Output every record below exactly as it appears.

Data entries:
* Start *

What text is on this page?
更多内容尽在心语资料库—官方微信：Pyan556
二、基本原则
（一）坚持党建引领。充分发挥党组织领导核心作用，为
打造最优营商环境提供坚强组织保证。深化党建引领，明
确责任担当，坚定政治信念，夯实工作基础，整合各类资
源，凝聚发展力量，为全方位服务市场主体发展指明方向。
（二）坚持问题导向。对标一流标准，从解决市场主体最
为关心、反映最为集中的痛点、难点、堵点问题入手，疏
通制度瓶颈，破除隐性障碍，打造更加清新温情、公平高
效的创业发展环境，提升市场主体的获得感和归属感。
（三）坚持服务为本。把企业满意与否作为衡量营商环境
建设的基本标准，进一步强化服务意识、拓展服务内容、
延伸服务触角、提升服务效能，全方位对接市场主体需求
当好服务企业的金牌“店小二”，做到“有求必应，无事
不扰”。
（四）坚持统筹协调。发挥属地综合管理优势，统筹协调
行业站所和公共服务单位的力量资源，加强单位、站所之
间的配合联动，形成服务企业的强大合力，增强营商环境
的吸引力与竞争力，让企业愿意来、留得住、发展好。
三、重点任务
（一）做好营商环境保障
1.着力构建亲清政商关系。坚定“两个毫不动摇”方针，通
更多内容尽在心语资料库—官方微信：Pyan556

* End *

WRITTEN RESPONSE:
What text is on this page?
更多内容尽在心语资料库—官方微信：Pyan556
二、基本原则
（一）坚持党建引领。充分发挥党组织领导核心作用，为
打造最优营商环境提供坚强组织保证。深化党建引领，明
确责任担当，坚定政治信念，夯实工作基础，整合各类资
源，凝聚发展力量，为全方位服务市场主体发展指明方向。
（二）坚持问题导向。对标一流标准，从解决市场主体最
为关心、反映最为集中的痛点、难点、堵点问题入手，疏
通制度瓶颈，破除隐性障碍，打造更加清新温情、公平高
效的创业发展环境，提升市场主体的获得感和归属感。
（三）坚持服务为本。把企业满意与否作为衡量营商环境
建设的基本标准，进一步强化服务意识、拓展服务内容、
延伸服务触角、提升服务效能，全方位对接市场主体需求
当好服务企业的金牌“店小二”，做到“有求必应，无事
不扰”。
（四）坚持统筹协调。发挥属地综合管理优势，统筹协调
行业站所和公共服务单位的力量资源，加强单位、站所之
间的配合联动，形成服务企业的强大合力，增强营商环境
的吸引力与竞争力，让企业愿意来、留得住、发展好。
三、重点任务
（一）做好营商环境保障
1.着力构建亲清政商关系。坚定“两个毫不动摇”方针，通
更多内容尽在心语资料库—官方微信：Pyan556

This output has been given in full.